[Excerpts from a figure dataset]
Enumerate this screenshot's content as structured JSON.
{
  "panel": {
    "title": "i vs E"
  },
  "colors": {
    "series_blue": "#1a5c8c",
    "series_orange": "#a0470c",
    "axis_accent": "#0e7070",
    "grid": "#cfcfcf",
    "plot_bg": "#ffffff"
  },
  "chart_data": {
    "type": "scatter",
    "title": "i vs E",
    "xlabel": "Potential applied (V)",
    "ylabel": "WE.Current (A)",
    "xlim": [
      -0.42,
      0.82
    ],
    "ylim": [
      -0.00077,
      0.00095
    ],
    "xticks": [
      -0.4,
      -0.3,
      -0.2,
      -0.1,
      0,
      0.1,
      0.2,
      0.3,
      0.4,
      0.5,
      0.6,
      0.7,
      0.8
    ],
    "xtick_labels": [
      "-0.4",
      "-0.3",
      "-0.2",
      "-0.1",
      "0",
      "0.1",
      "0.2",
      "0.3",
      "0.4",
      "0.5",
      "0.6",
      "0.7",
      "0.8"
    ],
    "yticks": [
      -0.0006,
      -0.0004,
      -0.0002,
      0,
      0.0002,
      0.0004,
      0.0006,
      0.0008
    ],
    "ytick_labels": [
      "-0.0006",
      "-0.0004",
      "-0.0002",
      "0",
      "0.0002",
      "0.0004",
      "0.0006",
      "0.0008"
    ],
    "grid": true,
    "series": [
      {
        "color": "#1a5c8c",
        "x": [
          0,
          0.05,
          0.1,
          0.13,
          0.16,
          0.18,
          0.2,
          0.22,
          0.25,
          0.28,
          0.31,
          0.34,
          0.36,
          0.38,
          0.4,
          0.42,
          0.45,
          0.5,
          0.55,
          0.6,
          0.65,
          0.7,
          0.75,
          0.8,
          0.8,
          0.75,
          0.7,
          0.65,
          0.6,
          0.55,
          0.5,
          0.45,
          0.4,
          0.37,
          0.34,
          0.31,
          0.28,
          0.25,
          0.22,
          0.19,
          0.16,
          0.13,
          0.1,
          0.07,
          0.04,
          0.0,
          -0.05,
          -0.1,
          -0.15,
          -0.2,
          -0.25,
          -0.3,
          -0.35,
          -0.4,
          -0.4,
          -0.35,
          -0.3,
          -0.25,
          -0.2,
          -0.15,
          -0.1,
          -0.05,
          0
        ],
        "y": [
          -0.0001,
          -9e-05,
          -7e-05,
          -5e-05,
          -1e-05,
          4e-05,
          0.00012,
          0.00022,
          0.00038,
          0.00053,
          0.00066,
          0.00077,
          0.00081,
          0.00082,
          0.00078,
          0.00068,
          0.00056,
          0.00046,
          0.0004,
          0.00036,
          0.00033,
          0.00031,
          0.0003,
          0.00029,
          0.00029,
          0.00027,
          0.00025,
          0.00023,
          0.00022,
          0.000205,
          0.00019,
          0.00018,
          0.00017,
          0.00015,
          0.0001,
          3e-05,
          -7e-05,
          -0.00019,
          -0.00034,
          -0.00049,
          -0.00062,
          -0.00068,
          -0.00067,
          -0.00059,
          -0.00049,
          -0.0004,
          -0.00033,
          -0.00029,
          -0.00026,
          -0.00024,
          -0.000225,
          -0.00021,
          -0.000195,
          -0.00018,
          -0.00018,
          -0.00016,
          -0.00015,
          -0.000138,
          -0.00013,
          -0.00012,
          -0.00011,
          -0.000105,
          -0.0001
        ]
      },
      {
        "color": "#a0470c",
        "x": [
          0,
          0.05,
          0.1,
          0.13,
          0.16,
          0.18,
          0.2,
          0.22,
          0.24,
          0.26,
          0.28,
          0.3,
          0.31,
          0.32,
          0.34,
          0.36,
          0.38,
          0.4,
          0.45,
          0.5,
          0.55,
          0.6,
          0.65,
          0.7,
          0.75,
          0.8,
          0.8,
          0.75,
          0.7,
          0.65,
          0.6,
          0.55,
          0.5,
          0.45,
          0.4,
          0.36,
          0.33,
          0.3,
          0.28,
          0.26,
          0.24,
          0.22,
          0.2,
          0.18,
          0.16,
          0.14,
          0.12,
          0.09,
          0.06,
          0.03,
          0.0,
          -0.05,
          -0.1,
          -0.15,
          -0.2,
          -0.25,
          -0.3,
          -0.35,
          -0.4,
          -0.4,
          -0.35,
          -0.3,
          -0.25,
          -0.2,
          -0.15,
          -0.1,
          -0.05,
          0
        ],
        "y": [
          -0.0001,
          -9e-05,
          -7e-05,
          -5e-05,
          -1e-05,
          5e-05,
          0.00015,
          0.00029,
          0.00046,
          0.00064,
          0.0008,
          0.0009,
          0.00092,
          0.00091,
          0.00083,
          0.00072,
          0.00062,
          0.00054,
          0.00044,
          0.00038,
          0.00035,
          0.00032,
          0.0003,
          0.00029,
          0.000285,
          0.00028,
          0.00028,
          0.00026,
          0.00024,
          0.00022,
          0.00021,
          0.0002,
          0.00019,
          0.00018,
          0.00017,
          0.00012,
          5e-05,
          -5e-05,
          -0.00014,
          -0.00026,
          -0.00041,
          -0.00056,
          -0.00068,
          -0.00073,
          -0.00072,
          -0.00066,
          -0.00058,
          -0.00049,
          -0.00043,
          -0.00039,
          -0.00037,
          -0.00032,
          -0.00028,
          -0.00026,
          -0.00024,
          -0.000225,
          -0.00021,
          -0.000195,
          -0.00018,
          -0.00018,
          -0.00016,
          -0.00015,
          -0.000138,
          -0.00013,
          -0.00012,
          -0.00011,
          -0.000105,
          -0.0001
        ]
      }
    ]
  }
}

- **TASK DIRECTIONS**
Each entry above needs to be retyped exactly.

- **FULL SOLUTION**
Enumerate this screenshot's content as structured JSON.
{
  "panel": {
    "title": "i vs E"
  },
  "colors": {
    "series_blue": "#1a5c8c",
    "series_orange": "#a0470c",
    "axis_accent": "#0e7070",
    "grid": "#cfcfcf",
    "plot_bg": "#ffffff"
  },
  "chart_data": {
    "type": "scatter",
    "title": "i vs E",
    "xlabel": "Potential applied (V)",
    "ylabel": "WE.Current (A)",
    "xlim": [
      -0.42,
      0.82
    ],
    "ylim": [
      -0.00077,
      0.00095
    ],
    "xticks": [
      -0.4,
      -0.3,
      -0.2,
      -0.1,
      0,
      0.1,
      0.2,
      0.3,
      0.4,
      0.5,
      0.6,
      0.7,
      0.8
    ],
    "xtick_labels": [
      "-0.4",
      "-0.3",
      "-0.2",
      "-0.1",
      "0",
      "0.1",
      "0.2",
      "0.3",
      "0.4",
      "0.5",
      "0.6",
      "0.7",
      "0.8"
    ],
    "yticks": [
      -0.0006,
      -0.0004,
      -0.0002,
      0,
      0.0002,
      0.0004,
      0.0006,
      0.0008
    ],
    "ytick_labels": [
      "-0.0006",
      "-0.0004",
      "-0.0002",
      "0",
      "0.0002",
      "0.0004",
      "0.0006",
      "0.0008"
    ],
    "grid": true,
    "series": [
      {
        "color": "#1a5c8c",
        "x": [
          0,
          0.05,
          0.1,
          0.13,
          0.16,
          0.18,
          0.2,
          0.22,
          0.25,
          0.28,
          0.31,
          0.34,
          0.36,
          0.38,
          0.4,
          0.42,
          0.45,
          0.5,
          0.55,
          0.6,
          0.65,
          0.7,
          0.75,
          0.8,
          0.8,
          0.75,
          0.7,
          0.65,
          0.6,
          0.55,
          0.5,
          0.45,
          0.4,
          0.37,
          0.34,
          0.31,
          0.28,
          0.25,
          0.22,
          0.19,
          0.16,
          0.13,
          0.1,
          0.07,
          0.04,
          0.0,
          -0.05,
          -0.1,
          -0.15,
          -0.2,
          -0.25,
          -0.3,
          -0.35,
          -0.4,
          -0.4,
          -0.35,
          -0.3,
          -0.25,
          -0.2,
          -0.15,
          -0.1,
          -0.05,
          0
        ],
        "y": [
          -0.0001,
          -9e-05,
          -7e-05,
          -5e-05,
          -1e-05,
          4e-05,
          0.00012,
          0.00022,
          0.00038,
          0.00053,
          0.00066,
          0.00077,
          0.00081,
          0.00082,
          0.00078,
          0.00068,
          0.00056,
          0.00046,
          0.0004,
          0.00036,
          0.00033,
          0.00031,
          0.0003,
          0.00029,
          0.00029,
          0.00027,
          0.00025,
          0.00023,
          0.00022,
          0.000205,
          0.00019,
          0.00018,
          0.00017,
          0.00015,
          0.0001,
          3e-05,
          -7e-05,
          -0.00019,
          -0.00034,
          -0.00049,
          -0.00062,
          -0.00068,
          -0.00067,
          -0.00059,
          -0.00049,
          -0.0004,
          -0.00033,
          -0.00029,
          -0.00026,
          -0.00024,
          -0.000225,
          -0.00021,
          -0.000195,
          -0.00018,
          -0.00018,
          -0.00016,
          -0.00015,
          -0.000138,
          -0.00013,
          -0.00012,
          -0.00011,
          -0.000105,
          -0.0001
        ]
      },
      {
        "color": "#a0470c",
        "x": [
          0,
          0.05,
          0.1,
          0.13,
          0.16,
          0.18,
          0.2,
          0.22,
          0.24,
          0.26,
          0.28,
          0.3,
          0.31,
          0.32,
          0.34,
          0.36,
          0.38,
          0.4,
          0.45,
          0.5,
          0.55,
          0.6,
          0.65,
          0.7,
          0.75,
          0.8,
          0.8,
          0.75,
          0.7,
          0.65,
          0.6,
          0.55,
          0.5,
          0.45,
          0.4,
          0.36,
          0.33,
          0.3,
          0.28,
          0.26,
          0.24,
          0.22,
          0.2,
          0.18,
          0.16,
          0.14,
          0.12,
          0.09,
          0.06,
          0.03,
          0.0,
          -0.05,
          -0.1,
          -0.15,
          -0.2,
          -0.25,
          -0.3,
          -0.35,
          -0.4,
          -0.4,
          -0.35,
          -0.3,
          -0.25,
          -0.2,
          -0.15,
          -0.1,
          -0.05,
          0
        ],
        "y": [
          -0.0001,
          -9e-05,
          -7e-05,
          -5e-05,
          -1e-05,
          5e-05,
          0.00015,
          0.00029,
          0.00046,
          0.00064,
          0.0008,
          0.0009,
          0.00092,
          0.00091,
          0.00083,
          0.00072,
          0.00062,
          0.00054,
          0.00044,
          0.00038,
          0.00035,
          0.00032,
          0.0003,
          0.00029,
          0.000285,
          0.00028,
          0.00028,
          0.00026,
          0.00024,
          0.00022,
          0.00021,
          0.0002,
          0.00019,
          0.00018,
          0.00017,
          0.00012,
          5e-05,
          -5e-05,
          -0.00014,
          -0.00026,
          -0.00041,
          -0.00056,
          -0.00068,
          -0.00073,
          -0.00072,
          -0.00066,
          -0.00058,
          -0.00049,
          -0.00043,
          -0.00039,
          -0.00037,
          -0.00032,
          -0.00028,
          -0.00026,
          -0.00024,
          -0.000225,
          -0.00021,
          -0.000195,
          -0.00018,
          -0.00018,
          -0.00016,
          -0.00015,
          -0.000138,
          -0.00013,
          -0.00012,
          -0.00011,
          -0.000105,
          -0.0001
        ]
      }
    ]
  }
}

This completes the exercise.